▼

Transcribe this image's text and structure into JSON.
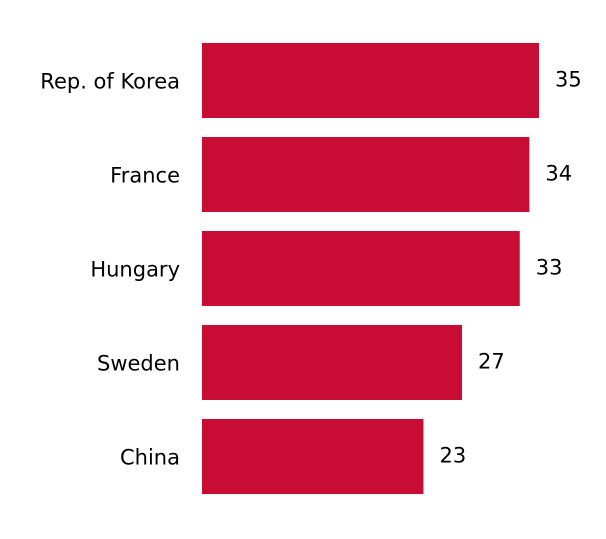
{
  "chart_data": {
    "type": "bar",
    "orientation": "horizontal",
    "categories": [
      "Rep. of Korea",
      "France",
      "Hungary",
      "Sweden",
      "China"
    ],
    "values": [
      35,
      34,
      33,
      27,
      23
    ],
    "color": "#c90c33"
  }
}
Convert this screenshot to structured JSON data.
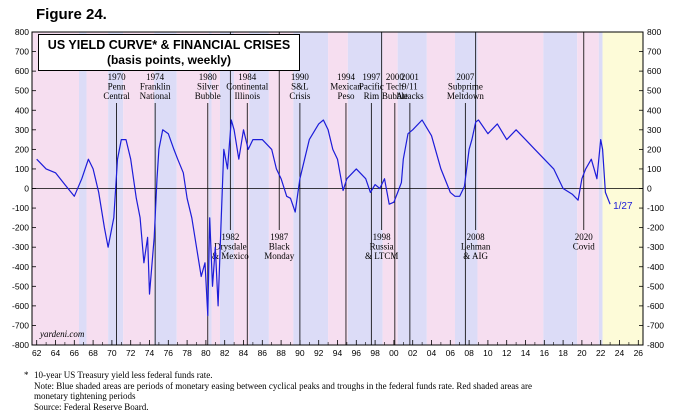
{
  "figure_label": "Figure 24.",
  "colors": {
    "easing": "#dcdcf7",
    "tightening": "#f6def0",
    "forecast": "#fdfbd8",
    "line": "#1c1cd9",
    "events": "#000000",
    "zero": "#000000"
  },
  "watermark": "yardeni.com",
  "last_value_label": "1/27",
  "footnotes": {
    "marker": "*",
    "lines": [
      "10-year US Treasury yield less federal funds rate.",
      "Note: Blue shaded areas are periods of monetary easing between cyclical peaks and troughs in the federal funds rate. Red shaded areas are",
      "monetary tightening periods",
      "Source: Federal Reserve Board."
    ]
  },
  "chart_data": {
    "type": "line",
    "title": "US YIELD CURVE* & FINANCIAL CRISES",
    "subtitle": "(basis points, weekly)",
    "xlabel": "",
    "ylabel": "",
    "xlim": [
      1961.5,
      2026.5
    ],
    "ylim": [
      -800,
      800
    ],
    "x_ticks": [
      "62",
      "64",
      "66",
      "68",
      "70",
      "72",
      "74",
      "76",
      "78",
      "80",
      "82",
      "84",
      "86",
      "88",
      "90",
      "92",
      "94",
      "96",
      "98",
      "00",
      "02",
      "04",
      "06",
      "08",
      "10",
      "12",
      "14",
      "16",
      "18",
      "20",
      "22",
      "24",
      "26"
    ],
    "y_ticks": [
      -800,
      -700,
      -600,
      -500,
      -400,
      -300,
      -200,
      -100,
      0,
      100,
      200,
      300,
      400,
      500,
      600,
      700,
      800
    ],
    "grid": false,
    "series": [
      {
        "x": [
          1962,
          1963,
          1964,
          1965,
          1966,
          1966.8,
          1967.5,
          1968,
          1968.6,
          1969.2,
          1969.6,
          1970.2,
          1970.6,
          1971,
          1971.5,
          1972,
          1972.6,
          1973,
          1973.4,
          1973.8,
          1974,
          1974.5,
          1974.8,
          1975,
          1975.4,
          1976,
          1976.6,
          1977,
          1977.6,
          1978,
          1978.5,
          1979,
          1979.5,
          1979.9,
          1980.2,
          1980.4,
          1980.7,
          1981,
          1981.3,
          1981.6,
          1981.9,
          1982.3,
          1982.7,
          1983,
          1983.5,
          1984,
          1984.5,
          1985,
          1986,
          1987,
          1987.5,
          1988,
          1988.6,
          1989,
          1989.5,
          1990,
          1991,
          1992,
          1992.5,
          1993,
          1993.5,
          1994,
          1994.6,
          1995,
          1996,
          1997,
          1997.5,
          1998,
          1998.5,
          1999,
          1999.5,
          2000,
          2000.4,
          2000.8,
          2001,
          2001.5,
          2002,
          2003,
          2004,
          2005,
          2006,
          2006.5,
          2007,
          2007.5,
          2008,
          2008.3,
          2008.7,
          2009,
          2010,
          2011,
          2012,
          2013,
          2014,
          2015,
          2016,
          2017,
          2018,
          2019,
          2019.6,
          2020,
          2020.4,
          2021,
          2021.6,
          2022,
          2022.2,
          2022.5,
          2023
        ],
        "values": [
          150,
          100,
          80,
          20,
          -40,
          50,
          150,
          100,
          -20,
          -200,
          -300,
          -150,
          150,
          250,
          250,
          150,
          -50,
          -150,
          -380,
          -250,
          -540,
          -250,
          50,
          200,
          300,
          280,
          200,
          150,
          80,
          -50,
          -150,
          -300,
          -450,
          -380,
          -650,
          -150,
          -500,
          -300,
          -600,
          -200,
          200,
          100,
          350,
          300,
          150,
          300,
          200,
          250,
          250,
          200,
          100,
          50,
          -40,
          -50,
          -120,
          50,
          250,
          330,
          350,
          300,
          200,
          150,
          -10,
          50,
          100,
          50,
          -20,
          20,
          0,
          50,
          -80,
          -70,
          -20,
          30,
          150,
          280,
          300,
          350,
          270,
          100,
          -20,
          -40,
          -40,
          10,
          200,
          250,
          340,
          350,
          280,
          330,
          250,
          300,
          250,
          200,
          150,
          100,
          0,
          -30,
          -60,
          50,
          100,
          150,
          50,
          250,
          200,
          -20,
          -80
        ]
      }
    ],
    "events": [
      {
        "label": [
          "1970",
          "Penn",
          "Central"
        ],
        "x": 1970.5,
        "where": "above"
      },
      {
        "label": [
          "1974",
          "Franklin",
          "National"
        ],
        "x": 1974.6,
        "where": "above"
      },
      {
        "label": [
          "1980",
          "Silver",
          "Bubble"
        ],
        "x": 1980.2,
        "where": "above"
      },
      {
        "label": [
          "1984",
          "Continental",
          "Illinois"
        ],
        "x": 1984.4,
        "where": "above"
      },
      {
        "label": [
          "1990",
          "S&L",
          "Crisis"
        ],
        "x": 1990.0,
        "where": "above"
      },
      {
        "label": [
          "1994",
          "Mexican",
          "Peso"
        ],
        "x": 1994.9,
        "where": "above"
      },
      {
        "label": [
          "1997",
          "Pacific",
          "Rim"
        ],
        "x": 1997.6,
        "where": "above"
      },
      {
        "label": [
          "2000",
          "Tech",
          "Bubble"
        ],
        "x": 2000.1,
        "where": "above"
      },
      {
        "label": [
          "2001",
          "9/11",
          "Attacks"
        ],
        "x": 2001.7,
        "where": "above"
      },
      {
        "label": [
          "2007",
          "Subprime",
          "Meltdown"
        ],
        "x": 2007.6,
        "where": "above"
      },
      {
        "label": [
          "1982",
          "Drysdale",
          "& Mexico"
        ],
        "x": 1982.6,
        "where": "below"
      },
      {
        "label": [
          "1987",
          "Black",
          "Monday"
        ],
        "x": 1987.8,
        "where": "below"
      },
      {
        "label": [
          "1998",
          "Russia",
          "& LTCM"
        ],
        "x": 1998.7,
        "where": "below"
      },
      {
        "label": [
          "2008",
          "Lehman",
          "& AIG"
        ],
        "x": 2008.7,
        "where": "below"
      },
      {
        "label": [
          "2020",
          "Covid"
        ],
        "x": 2020.2,
        "where": "below"
      }
    ],
    "shaded_periods": [
      {
        "start": 1961.5,
        "end": 1966.5,
        "kind": "tightening"
      },
      {
        "start": 1966.5,
        "end": 1967.3,
        "kind": "easing"
      },
      {
        "start": 1967.3,
        "end": 1969.6,
        "kind": "tightening"
      },
      {
        "start": 1969.6,
        "end": 1971.2,
        "kind": "easing"
      },
      {
        "start": 1971.2,
        "end": 1974.5,
        "kind": "tightening"
      },
      {
        "start": 1974.5,
        "end": 1976.9,
        "kind": "easing"
      },
      {
        "start": 1976.9,
        "end": 1980.3,
        "kind": "tightening"
      },
      {
        "start": 1980.3,
        "end": 1980.6,
        "kind": "easing"
      },
      {
        "start": 1980.6,
        "end": 1981.5,
        "kind": "tightening"
      },
      {
        "start": 1981.5,
        "end": 1983.0,
        "kind": "easing"
      },
      {
        "start": 1983.0,
        "end": 1984.6,
        "kind": "tightening"
      },
      {
        "start": 1984.6,
        "end": 1986.7,
        "kind": "easing"
      },
      {
        "start": 1986.7,
        "end": 1989.3,
        "kind": "tightening"
      },
      {
        "start": 1989.3,
        "end": 1993.0,
        "kind": "easing"
      },
      {
        "start": 1993.0,
        "end": 1995.1,
        "kind": "tightening"
      },
      {
        "start": 1995.1,
        "end": 1998.8,
        "kind": "easing"
      },
      {
        "start": 1998.8,
        "end": 2000.4,
        "kind": "tightening"
      },
      {
        "start": 2000.4,
        "end": 2003.5,
        "kind": "easing"
      },
      {
        "start": 2003.5,
        "end": 2006.5,
        "kind": "tightening"
      },
      {
        "start": 2006.5,
        "end": 2008.9,
        "kind": "easing"
      },
      {
        "start": 2008.9,
        "end": 2015.9,
        "kind": "tightening"
      },
      {
        "start": 2015.9,
        "end": 2019.5,
        "kind": "easing"
      },
      {
        "start": 2019.5,
        "end": 2021.8,
        "kind": "tightening"
      },
      {
        "start": 2021.8,
        "end": 2022.2,
        "kind": "easing"
      },
      {
        "start": 2022.2,
        "end": 2026.5,
        "kind": "forecast"
      }
    ],
    "last_value": -85
  }
}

▲

• **EXERCISE AIM**: Show the lines of the records that contain the word "funds".

• **THE OUTPUT**:
      "10-year US Treasury yield less federal funds rate.",
      "Note: Blue shaded areas are periods of monetary easing between cyclical peaks and troughs in the federal funds rate. Red shaded areas are",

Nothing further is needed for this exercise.